What you need to do. Set down every entry again word for word, please, but skip the pictures.

Dataset extract.

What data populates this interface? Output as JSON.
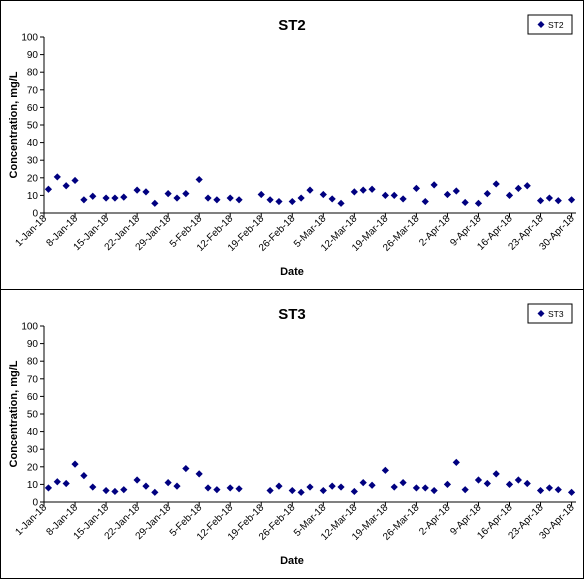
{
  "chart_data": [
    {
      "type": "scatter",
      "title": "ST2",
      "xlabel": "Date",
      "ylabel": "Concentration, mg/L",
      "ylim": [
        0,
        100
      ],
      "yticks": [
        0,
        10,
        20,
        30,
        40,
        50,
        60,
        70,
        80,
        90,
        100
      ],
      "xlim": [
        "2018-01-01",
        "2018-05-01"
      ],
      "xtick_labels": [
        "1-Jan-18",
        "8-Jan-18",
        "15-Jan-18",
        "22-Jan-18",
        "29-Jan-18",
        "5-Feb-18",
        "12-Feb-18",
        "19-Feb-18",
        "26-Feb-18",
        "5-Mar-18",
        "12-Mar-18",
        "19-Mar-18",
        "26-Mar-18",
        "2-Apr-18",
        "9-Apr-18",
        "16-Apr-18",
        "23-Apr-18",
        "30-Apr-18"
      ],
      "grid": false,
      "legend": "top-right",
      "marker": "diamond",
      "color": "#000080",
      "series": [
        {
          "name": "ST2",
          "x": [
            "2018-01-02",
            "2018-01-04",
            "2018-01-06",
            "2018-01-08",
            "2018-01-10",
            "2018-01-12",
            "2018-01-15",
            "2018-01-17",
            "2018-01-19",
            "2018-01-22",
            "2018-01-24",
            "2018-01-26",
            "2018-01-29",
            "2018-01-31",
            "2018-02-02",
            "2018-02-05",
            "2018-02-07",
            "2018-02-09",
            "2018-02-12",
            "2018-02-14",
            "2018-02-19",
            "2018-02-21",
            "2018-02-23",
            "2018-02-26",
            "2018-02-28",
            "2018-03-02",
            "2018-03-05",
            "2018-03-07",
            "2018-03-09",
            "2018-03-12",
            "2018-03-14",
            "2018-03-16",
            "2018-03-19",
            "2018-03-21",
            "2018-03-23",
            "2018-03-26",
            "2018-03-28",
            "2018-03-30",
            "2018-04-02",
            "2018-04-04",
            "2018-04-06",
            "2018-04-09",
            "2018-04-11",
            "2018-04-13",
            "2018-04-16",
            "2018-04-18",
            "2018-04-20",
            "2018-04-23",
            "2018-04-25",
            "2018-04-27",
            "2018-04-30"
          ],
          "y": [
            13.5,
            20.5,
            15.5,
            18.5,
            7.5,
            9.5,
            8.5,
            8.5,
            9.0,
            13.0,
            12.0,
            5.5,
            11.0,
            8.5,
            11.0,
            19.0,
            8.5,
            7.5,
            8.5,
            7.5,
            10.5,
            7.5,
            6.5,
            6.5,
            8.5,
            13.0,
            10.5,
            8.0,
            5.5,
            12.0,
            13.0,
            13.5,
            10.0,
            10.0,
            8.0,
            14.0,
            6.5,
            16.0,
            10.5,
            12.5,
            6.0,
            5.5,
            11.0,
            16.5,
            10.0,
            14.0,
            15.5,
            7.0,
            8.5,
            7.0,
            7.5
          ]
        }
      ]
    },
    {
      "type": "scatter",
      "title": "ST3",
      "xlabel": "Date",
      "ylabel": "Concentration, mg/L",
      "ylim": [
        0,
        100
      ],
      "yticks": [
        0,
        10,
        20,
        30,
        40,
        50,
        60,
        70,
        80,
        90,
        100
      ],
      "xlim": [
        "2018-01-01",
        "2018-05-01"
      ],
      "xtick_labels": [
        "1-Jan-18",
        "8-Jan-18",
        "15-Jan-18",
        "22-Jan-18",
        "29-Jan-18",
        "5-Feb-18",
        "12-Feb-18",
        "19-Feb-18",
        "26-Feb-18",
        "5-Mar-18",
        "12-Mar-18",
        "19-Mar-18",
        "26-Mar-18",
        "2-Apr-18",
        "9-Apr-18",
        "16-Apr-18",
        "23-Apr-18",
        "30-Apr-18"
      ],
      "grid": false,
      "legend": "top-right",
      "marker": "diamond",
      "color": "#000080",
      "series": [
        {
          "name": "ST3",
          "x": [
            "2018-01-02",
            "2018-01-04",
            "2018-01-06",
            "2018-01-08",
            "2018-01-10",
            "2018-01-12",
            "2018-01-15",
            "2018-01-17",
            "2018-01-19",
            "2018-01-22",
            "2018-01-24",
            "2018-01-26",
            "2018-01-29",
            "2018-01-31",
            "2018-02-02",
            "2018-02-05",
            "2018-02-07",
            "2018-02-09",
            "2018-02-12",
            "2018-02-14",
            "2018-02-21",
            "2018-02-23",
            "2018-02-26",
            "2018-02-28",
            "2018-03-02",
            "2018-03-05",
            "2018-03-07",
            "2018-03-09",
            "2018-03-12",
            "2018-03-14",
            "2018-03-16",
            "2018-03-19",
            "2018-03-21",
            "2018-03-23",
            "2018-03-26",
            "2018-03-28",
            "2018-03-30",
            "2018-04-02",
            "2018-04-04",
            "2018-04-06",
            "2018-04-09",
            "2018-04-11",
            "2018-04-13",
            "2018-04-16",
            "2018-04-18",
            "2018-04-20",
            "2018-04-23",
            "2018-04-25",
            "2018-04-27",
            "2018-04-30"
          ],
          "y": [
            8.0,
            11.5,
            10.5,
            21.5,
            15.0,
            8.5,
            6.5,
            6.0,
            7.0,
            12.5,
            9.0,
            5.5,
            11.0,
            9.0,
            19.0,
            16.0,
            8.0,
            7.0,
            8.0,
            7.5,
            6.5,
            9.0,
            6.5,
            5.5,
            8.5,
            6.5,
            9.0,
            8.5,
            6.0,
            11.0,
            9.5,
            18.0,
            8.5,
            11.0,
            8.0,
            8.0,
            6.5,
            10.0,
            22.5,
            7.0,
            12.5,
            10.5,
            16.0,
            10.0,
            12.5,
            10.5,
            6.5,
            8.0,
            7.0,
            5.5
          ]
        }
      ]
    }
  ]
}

Written response.
What data populates this interface? Output as JSON.
{
  "chart_data": [
    {
      "type": "scatter",
      "title": "ST2",
      "xlabel": "Date",
      "ylabel": "Concentration, mg/L",
      "ylim": [
        0,
        100
      ],
      "yticks": [
        0,
        10,
        20,
        30,
        40,
        50,
        60,
        70,
        80,
        90,
        100
      ],
      "xlim": [
        "2018-01-01",
        "2018-05-01"
      ],
      "xtick_labels": [
        "1-Jan-18",
        "8-Jan-18",
        "15-Jan-18",
        "22-Jan-18",
        "29-Jan-18",
        "5-Feb-18",
        "12-Feb-18",
        "19-Feb-18",
        "26-Feb-18",
        "5-Mar-18",
        "12-Mar-18",
        "19-Mar-18",
        "26-Mar-18",
        "2-Apr-18",
        "9-Apr-18",
        "16-Apr-18",
        "23-Apr-18",
        "30-Apr-18"
      ],
      "grid": false,
      "legend": "top-right",
      "marker": "diamond",
      "color": "#000080",
      "series": [
        {
          "name": "ST2",
          "x": [
            "2018-01-02",
            "2018-01-04",
            "2018-01-06",
            "2018-01-08",
            "2018-01-10",
            "2018-01-12",
            "2018-01-15",
            "2018-01-17",
            "2018-01-19",
            "2018-01-22",
            "2018-01-24",
            "2018-01-26",
            "2018-01-29",
            "2018-01-31",
            "2018-02-02",
            "2018-02-05",
            "2018-02-07",
            "2018-02-09",
            "2018-02-12",
            "2018-02-14",
            "2018-02-19",
            "2018-02-21",
            "2018-02-23",
            "2018-02-26",
            "2018-02-28",
            "2018-03-02",
            "2018-03-05",
            "2018-03-07",
            "2018-03-09",
            "2018-03-12",
            "2018-03-14",
            "2018-03-16",
            "2018-03-19",
            "2018-03-21",
            "2018-03-23",
            "2018-03-26",
            "2018-03-28",
            "2018-03-30",
            "2018-04-02",
            "2018-04-04",
            "2018-04-06",
            "2018-04-09",
            "2018-04-11",
            "2018-04-13",
            "2018-04-16",
            "2018-04-18",
            "2018-04-20",
            "2018-04-23",
            "2018-04-25",
            "2018-04-27",
            "2018-04-30"
          ],
          "y": [
            13.5,
            20.5,
            15.5,
            18.5,
            7.5,
            9.5,
            8.5,
            8.5,
            9.0,
            13.0,
            12.0,
            5.5,
            11.0,
            8.5,
            11.0,
            19.0,
            8.5,
            7.5,
            8.5,
            7.5,
            10.5,
            7.5,
            6.5,
            6.5,
            8.5,
            13.0,
            10.5,
            8.0,
            5.5,
            12.0,
            13.0,
            13.5,
            10.0,
            10.0,
            8.0,
            14.0,
            6.5,
            16.0,
            10.5,
            12.5,
            6.0,
            5.5,
            11.0,
            16.5,
            10.0,
            14.0,
            15.5,
            7.0,
            8.5,
            7.0,
            7.5
          ]
        }
      ]
    },
    {
      "type": "scatter",
      "title": "ST3",
      "xlabel": "Date",
      "ylabel": "Concentration, mg/L",
      "ylim": [
        0,
        100
      ],
      "yticks": [
        0,
        10,
        20,
        30,
        40,
        50,
        60,
        70,
        80,
        90,
        100
      ],
      "xlim": [
        "2018-01-01",
        "2018-05-01"
      ],
      "xtick_labels": [
        "1-Jan-18",
        "8-Jan-18",
        "15-Jan-18",
        "22-Jan-18",
        "29-Jan-18",
        "5-Feb-18",
        "12-Feb-18",
        "19-Feb-18",
        "26-Feb-18",
        "5-Mar-18",
        "12-Mar-18",
        "19-Mar-18",
        "26-Mar-18",
        "2-Apr-18",
        "9-Apr-18",
        "16-Apr-18",
        "23-Apr-18",
        "30-Apr-18"
      ],
      "grid": false,
      "legend": "top-right",
      "marker": "diamond",
      "color": "#000080",
      "series": [
        {
          "name": "ST3",
          "x": [
            "2018-01-02",
            "2018-01-04",
            "2018-01-06",
            "2018-01-08",
            "2018-01-10",
            "2018-01-12",
            "2018-01-15",
            "2018-01-17",
            "2018-01-19",
            "2018-01-22",
            "2018-01-24",
            "2018-01-26",
            "2018-01-29",
            "2018-01-31",
            "2018-02-02",
            "2018-02-05",
            "2018-02-07",
            "2018-02-09",
            "2018-02-12",
            "2018-02-14",
            "2018-02-21",
            "2018-02-23",
            "2018-02-26",
            "2018-02-28",
            "2018-03-02",
            "2018-03-05",
            "2018-03-07",
            "2018-03-09",
            "2018-03-12",
            "2018-03-14",
            "2018-03-16",
            "2018-03-19",
            "2018-03-21",
            "2018-03-23",
            "2018-03-26",
            "2018-03-28",
            "2018-03-30",
            "2018-04-02",
            "2018-04-04",
            "2018-04-06",
            "2018-04-09",
            "2018-04-11",
            "2018-04-13",
            "2018-04-16",
            "2018-04-18",
            "2018-04-20",
            "2018-04-23",
            "2018-04-25",
            "2018-04-27",
            "2018-04-30"
          ],
          "y": [
            8.0,
            11.5,
            10.5,
            21.5,
            15.0,
            8.5,
            6.5,
            6.0,
            7.0,
            12.5,
            9.0,
            5.5,
            11.0,
            9.0,
            19.0,
            16.0,
            8.0,
            7.0,
            8.0,
            7.5,
            6.5,
            9.0,
            6.5,
            5.5,
            8.5,
            6.5,
            9.0,
            8.5,
            6.0,
            11.0,
            9.5,
            18.0,
            8.5,
            11.0,
            8.0,
            8.0,
            6.5,
            10.0,
            22.5,
            7.0,
            12.5,
            10.5,
            16.0,
            10.0,
            12.5,
            10.5,
            6.5,
            8.0,
            7.0,
            5.5
          ]
        }
      ]
    }
  ]
}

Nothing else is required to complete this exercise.